** START **

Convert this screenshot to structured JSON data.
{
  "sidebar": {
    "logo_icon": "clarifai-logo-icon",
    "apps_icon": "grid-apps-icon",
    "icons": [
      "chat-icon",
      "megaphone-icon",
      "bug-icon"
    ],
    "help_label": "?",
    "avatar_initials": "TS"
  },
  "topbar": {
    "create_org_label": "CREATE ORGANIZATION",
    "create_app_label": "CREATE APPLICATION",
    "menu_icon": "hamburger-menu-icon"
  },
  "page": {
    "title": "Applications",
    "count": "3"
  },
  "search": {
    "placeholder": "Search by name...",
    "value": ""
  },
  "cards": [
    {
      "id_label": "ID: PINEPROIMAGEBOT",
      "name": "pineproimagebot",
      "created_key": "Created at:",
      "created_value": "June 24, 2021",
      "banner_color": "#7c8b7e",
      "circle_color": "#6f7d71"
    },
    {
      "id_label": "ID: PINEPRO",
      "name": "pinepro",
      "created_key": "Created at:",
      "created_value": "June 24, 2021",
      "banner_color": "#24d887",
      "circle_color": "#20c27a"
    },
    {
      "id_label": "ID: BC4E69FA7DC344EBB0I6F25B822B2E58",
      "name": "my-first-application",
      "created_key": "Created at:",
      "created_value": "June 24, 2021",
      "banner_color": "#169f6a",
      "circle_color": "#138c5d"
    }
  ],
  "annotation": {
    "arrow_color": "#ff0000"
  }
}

** END **

* _EXERCISE REQUIREMENTS_: Repeat every entry word for word.

* _THE OUTPUT_:
Convert this screenshot to structured JSON data.
{
  "sidebar": {
    "logo_icon": "clarifai-logo-icon",
    "apps_icon": "grid-apps-icon",
    "icons": [
      "chat-icon",
      "megaphone-icon",
      "bug-icon"
    ],
    "help_label": "?",
    "avatar_initials": "TS"
  },
  "topbar": {
    "create_org_label": "CREATE ORGANIZATION",
    "create_app_label": "CREATE APPLICATION",
    "menu_icon": "hamburger-menu-icon"
  },
  "page": {
    "title": "Applications",
    "count": "3"
  },
  "search": {
    "placeholder": "Search by name...",
    "value": ""
  },
  "cards": [
    {
      "id_label": "ID: PINEPROIMAGEBOT",
      "name": "pineproimagebot",
      "created_key": "Created at:",
      "created_value": "June 24, 2021",
      "banner_color": "#7c8b7e",
      "circle_color": "#6f7d71"
    },
    {
      "id_label": "ID: PINEPRO",
      "name": "pinepro",
      "created_key": "Created at:",
      "created_value": "June 24, 2021",
      "banner_color": "#24d887",
      "circle_color": "#20c27a"
    },
    {
      "id_label": "ID: BC4E69FA7DC344EBB0I6F25B822B2E58",
      "name": "my-first-application",
      "created_key": "Created at:",
      "created_value": "June 24, 2021",
      "banner_color": "#169f6a",
      "circle_color": "#138c5d"
    }
  ],
  "annotation": {
    "arrow_color": "#ff0000"
  }
}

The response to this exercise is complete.